**Objective**
Output the material beneath this task exactly, images excluded.

**Input rows**
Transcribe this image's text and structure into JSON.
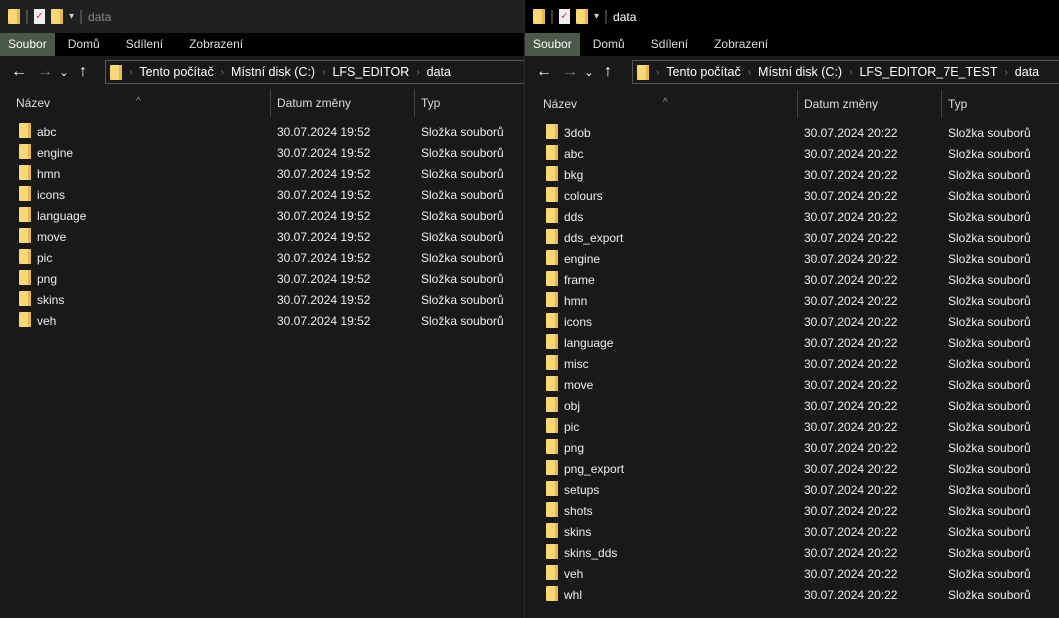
{
  "left": {
    "title": "data",
    "ribbon": [
      "Soubor",
      "Domů",
      "Sdílení",
      "Zobrazení"
    ],
    "path": [
      "Tento počítač",
      "Místní disk (C:)",
      "LFS_EDITOR",
      "data"
    ],
    "columns": [
      "Název",
      "Datum změny",
      "Typ"
    ],
    "items": [
      {
        "name": "abc",
        "date": "30.07.2024 19:52",
        "type": "Složka souborů"
      },
      {
        "name": "engine",
        "date": "30.07.2024 19:52",
        "type": "Složka souborů"
      },
      {
        "name": "hmn",
        "date": "30.07.2024 19:52",
        "type": "Složka souborů"
      },
      {
        "name": "icons",
        "date": "30.07.2024 19:52",
        "type": "Složka souborů"
      },
      {
        "name": "language",
        "date": "30.07.2024 19:52",
        "type": "Složka souborů"
      },
      {
        "name": "move",
        "date": "30.07.2024 19:52",
        "type": "Složka souborů"
      },
      {
        "name": "pic",
        "date": "30.07.2024 19:52",
        "type": "Složka souborů"
      },
      {
        "name": "png",
        "date": "30.07.2024 19:52",
        "type": "Složka souborů"
      },
      {
        "name": "skins",
        "date": "30.07.2024 19:52",
        "type": "Složka souborů"
      },
      {
        "name": "veh",
        "date": "30.07.2024 19:52",
        "type": "Složka souborů"
      }
    ]
  },
  "right": {
    "title": "data",
    "ribbon": [
      "Soubor",
      "Domů",
      "Sdílení",
      "Zobrazení"
    ],
    "path": [
      "Tento počítač",
      "Místní disk (C:)",
      "LFS_EDITOR_7E_TEST",
      "data"
    ],
    "columns": [
      "Název",
      "Datum změny",
      "Typ"
    ],
    "items": [
      {
        "name": "3dob",
        "date": "30.07.2024 20:22",
        "type": "Složka souborů"
      },
      {
        "name": "abc",
        "date": "30.07.2024 20:22",
        "type": "Složka souborů"
      },
      {
        "name": "bkg",
        "date": "30.07.2024 20:22",
        "type": "Složka souborů"
      },
      {
        "name": "colours",
        "date": "30.07.2024 20:22",
        "type": "Složka souborů"
      },
      {
        "name": "dds",
        "date": "30.07.2024 20:22",
        "type": "Složka souborů"
      },
      {
        "name": "dds_export",
        "date": "30.07.2024 20:22",
        "type": "Složka souborů"
      },
      {
        "name": "engine",
        "date": "30.07.2024 20:22",
        "type": "Složka souborů"
      },
      {
        "name": "frame",
        "date": "30.07.2024 20:22",
        "type": "Složka souborů"
      },
      {
        "name": "hmn",
        "date": "30.07.2024 20:22",
        "type": "Složka souborů"
      },
      {
        "name": "icons",
        "date": "30.07.2024 20:22",
        "type": "Složka souborů"
      },
      {
        "name": "language",
        "date": "30.07.2024 20:22",
        "type": "Složka souborů"
      },
      {
        "name": "misc",
        "date": "30.07.2024 20:22",
        "type": "Složka souborů"
      },
      {
        "name": "move",
        "date": "30.07.2024 20:22",
        "type": "Složka souborů"
      },
      {
        "name": "obj",
        "date": "30.07.2024 20:22",
        "type": "Složka souborů"
      },
      {
        "name": "pic",
        "date": "30.07.2024 20:22",
        "type": "Složka souborů"
      },
      {
        "name": "png",
        "date": "30.07.2024 20:22",
        "type": "Složka souborů"
      },
      {
        "name": "png_export",
        "date": "30.07.2024 20:22",
        "type": "Složka souborů"
      },
      {
        "name": "setups",
        "date": "30.07.2024 20:22",
        "type": "Složka souborů"
      },
      {
        "name": "shots",
        "date": "30.07.2024 20:22",
        "type": "Složka souborů"
      },
      {
        "name": "skins",
        "date": "30.07.2024 20:22",
        "type": "Složka souborů"
      },
      {
        "name": "skins_dds",
        "date": "30.07.2024 20:22",
        "type": "Složka souborů"
      },
      {
        "name": "veh",
        "date": "30.07.2024 20:22",
        "type": "Složka souborů"
      },
      {
        "name": "whl",
        "date": "30.07.2024 20:22",
        "type": "Složka souborů"
      }
    ]
  },
  "icons": {
    "back": "←",
    "forward": "→",
    "recent": "⌄",
    "up": "↑",
    "chevron": "›",
    "sort": "^",
    "dropdown": "▾",
    "properties": "✓"
  }
}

**Output for this task**
Transcribe this image's text and structure into JSON.
{
  "left": {
    "title": "data",
    "ribbon": [
      "Soubor",
      "Domů",
      "Sdílení",
      "Zobrazení"
    ],
    "path": [
      "Tento počítač",
      "Místní disk (C:)",
      "LFS_EDITOR",
      "data"
    ],
    "columns": [
      "Název",
      "Datum změny",
      "Typ"
    ],
    "items": [
      {
        "name": "abc",
        "date": "30.07.2024 19:52",
        "type": "Složka souborů"
      },
      {
        "name": "engine",
        "date": "30.07.2024 19:52",
        "type": "Složka souborů"
      },
      {
        "name": "hmn",
        "date": "30.07.2024 19:52",
        "type": "Složka souborů"
      },
      {
        "name": "icons",
        "date": "30.07.2024 19:52",
        "type": "Složka souborů"
      },
      {
        "name": "language",
        "date": "30.07.2024 19:52",
        "type": "Složka souborů"
      },
      {
        "name": "move",
        "date": "30.07.2024 19:52",
        "type": "Složka souborů"
      },
      {
        "name": "pic",
        "date": "30.07.2024 19:52",
        "type": "Složka souborů"
      },
      {
        "name": "png",
        "date": "30.07.2024 19:52",
        "type": "Složka souborů"
      },
      {
        "name": "skins",
        "date": "30.07.2024 19:52",
        "type": "Složka souborů"
      },
      {
        "name": "veh",
        "date": "30.07.2024 19:52",
        "type": "Složka souborů"
      }
    ]
  },
  "right": {
    "title": "data",
    "ribbon": [
      "Soubor",
      "Domů",
      "Sdílení",
      "Zobrazení"
    ],
    "path": [
      "Tento počítač",
      "Místní disk (C:)",
      "LFS_EDITOR_7E_TEST",
      "data"
    ],
    "columns": [
      "Název",
      "Datum změny",
      "Typ"
    ],
    "items": [
      {
        "name": "3dob",
        "date": "30.07.2024 20:22",
        "type": "Složka souborů"
      },
      {
        "name": "abc",
        "date": "30.07.2024 20:22",
        "type": "Složka souborů"
      },
      {
        "name": "bkg",
        "date": "30.07.2024 20:22",
        "type": "Složka souborů"
      },
      {
        "name": "colours",
        "date": "30.07.2024 20:22",
        "type": "Složka souborů"
      },
      {
        "name": "dds",
        "date": "30.07.2024 20:22",
        "type": "Složka souborů"
      },
      {
        "name": "dds_export",
        "date": "30.07.2024 20:22",
        "type": "Složka souborů"
      },
      {
        "name": "engine",
        "date": "30.07.2024 20:22",
        "type": "Složka souborů"
      },
      {
        "name": "frame",
        "date": "30.07.2024 20:22",
        "type": "Složka souborů"
      },
      {
        "name": "hmn",
        "date": "30.07.2024 20:22",
        "type": "Složka souborů"
      },
      {
        "name": "icons",
        "date": "30.07.2024 20:22",
        "type": "Složka souborů"
      },
      {
        "name": "language",
        "date": "30.07.2024 20:22",
        "type": "Složka souborů"
      },
      {
        "name": "misc",
        "date": "30.07.2024 20:22",
        "type": "Složka souborů"
      },
      {
        "name": "move",
        "date": "30.07.2024 20:22",
        "type": "Složka souborů"
      },
      {
        "name": "obj",
        "date": "30.07.2024 20:22",
        "type": "Složka souborů"
      },
      {
        "name": "pic",
        "date": "30.07.2024 20:22",
        "type": "Složka souborů"
      },
      {
        "name": "png",
        "date": "30.07.2024 20:22",
        "type": "Složka souborů"
      },
      {
        "name": "png_export",
        "date": "30.07.2024 20:22",
        "type": "Složka souborů"
      },
      {
        "name": "setups",
        "date": "30.07.2024 20:22",
        "type": "Složka souborů"
      },
      {
        "name": "shots",
        "date": "30.07.2024 20:22",
        "type": "Složka souborů"
      },
      {
        "name": "skins",
        "date": "30.07.2024 20:22",
        "type": "Složka souborů"
      },
      {
        "name": "skins_dds",
        "date": "30.07.2024 20:22",
        "type": "Složka souborů"
      },
      {
        "name": "veh",
        "date": "30.07.2024 20:22",
        "type": "Složka souborů"
      },
      {
        "name": "whl",
        "date": "30.07.2024 20:22",
        "type": "Složka souborů"
      }
    ]
  },
  "icons": {
    "back": "←",
    "forward": "→",
    "recent": "⌄",
    "up": "↑",
    "chevron": "›",
    "sort": "^",
    "dropdown": "▾",
    "properties": "✓"
  }
}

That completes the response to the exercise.